**To be done:** Copy all of the material exactly. Pictures are not to appear in the copy.

**Dataset items:**
::::::

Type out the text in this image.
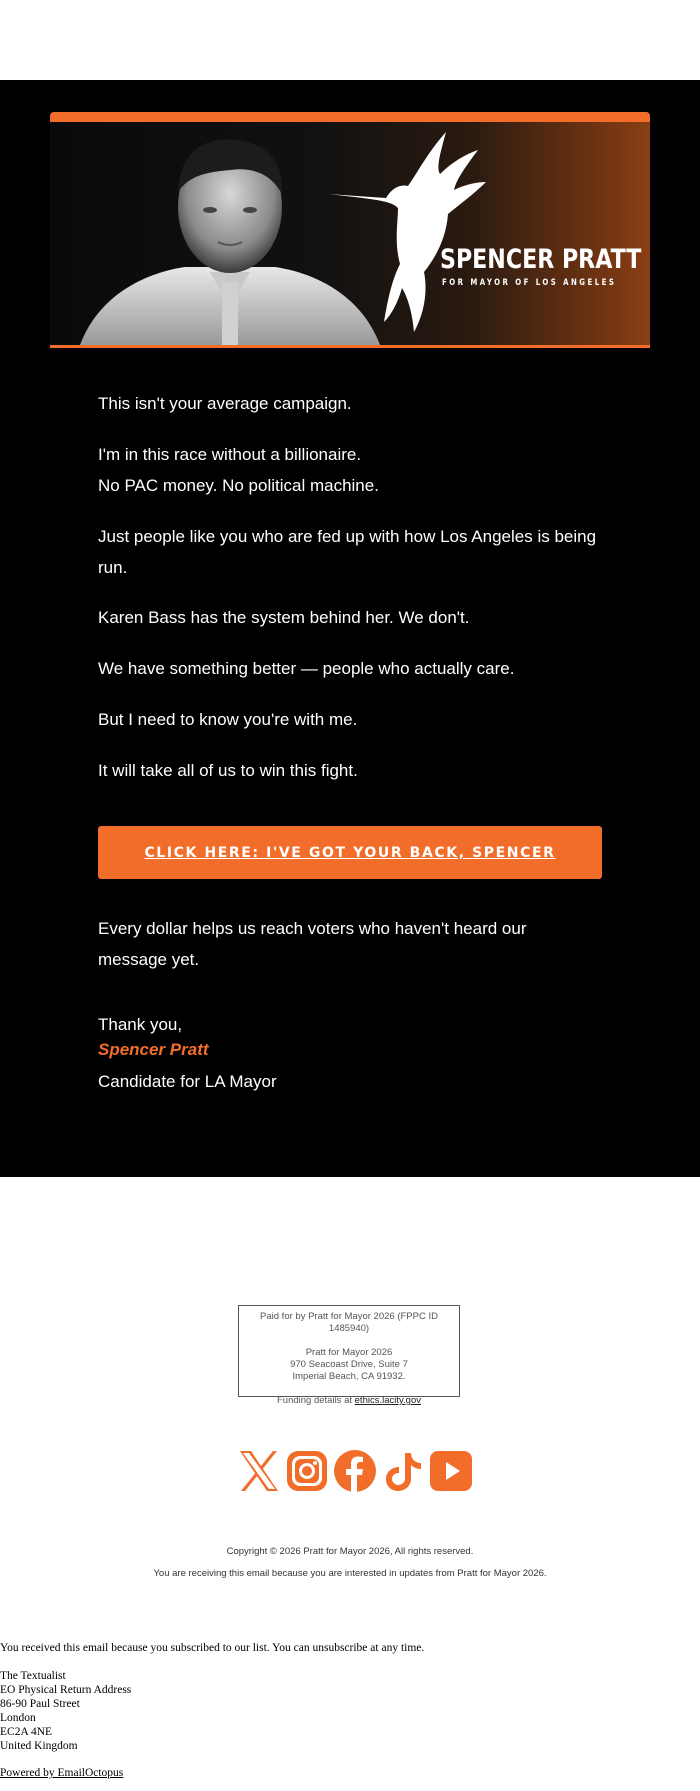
SPENCER PRATT
FOR MAYOR OF LOS ANGELES

This isn't your average campaign.

I'm in this race without a billionaire.

No PAC money. No political machine.

Just people like you who are fed up with how Los Angeles is being run.

Karen Bass has the system behind her. We don't.

We have something better — people who actually care.

But I need to know you're with me.

It will take all of us to win this fight.

CLICK HERE: I'VE GOT YOUR BACK, SPENCER

Every dollar helps us reach voters who haven't heard our message yet.

Thank you,

Spencer Pratt

Candidate for LA Mayor

Paid for by Pratt for Mayor 2026 (FPPC ID 1485940)
Pratt for Mayor 2026
970 Seacoast Drive, Suite 7
Imperial Beach, CA 91932.
Funding details at ethics.lacity.gov
Copyright © 2026 Pratt for Mayor 2026, All rights reserved.
You are receiving this email because you are interested in updates from Pratt for Mayor 2026.
You received this email because you subscribed to our list. You can unsubscribe at any time.
The Textualist
EO Physical Return Address
86-90 Paul Street
London
EC2A 4NE
United Kingdom
Powered by EmailOctopus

::::::

**Result of the task:**
Type out the text in this image.
SPENCER PRATT
FOR MAYOR OF LOS ANGELES

This isn't your average campaign.

I'm in this race without a billionaire.

No PAC money. No political machine.

Just people like you who are fed up with how Los Angeles is being run.

Karen Bass has the system behind her. We don't.

We have something better — people who actually care.

But I need to know you're with me.

It will take all of us to win this fight.

CLICK HERE: I'VE GOT YOUR BACK, SPENCER

Every dollar helps us reach voters who haven't heard our message yet.

Thank you,

Spencer Pratt

Candidate for LA Mayor

Paid for by Pratt for Mayor 2026 (FPPC ID 1485940)
Pratt for Mayor 2026
970 Seacoast Drive, Suite 7
Imperial Beach, CA 91932.
Funding details at ethics.lacity.gov
Copyright © 2026 Pratt for Mayor 2026, All rights reserved.
You are receiving this email because you are interested in updates from Pratt for Mayor 2026.
You received this email because you subscribed to our list. You can unsubscribe at any time.
The Textualist
EO Physical Return Address
86-90 Paul Street
London
EC2A 4NE
United Kingdom
Powered by EmailOctopus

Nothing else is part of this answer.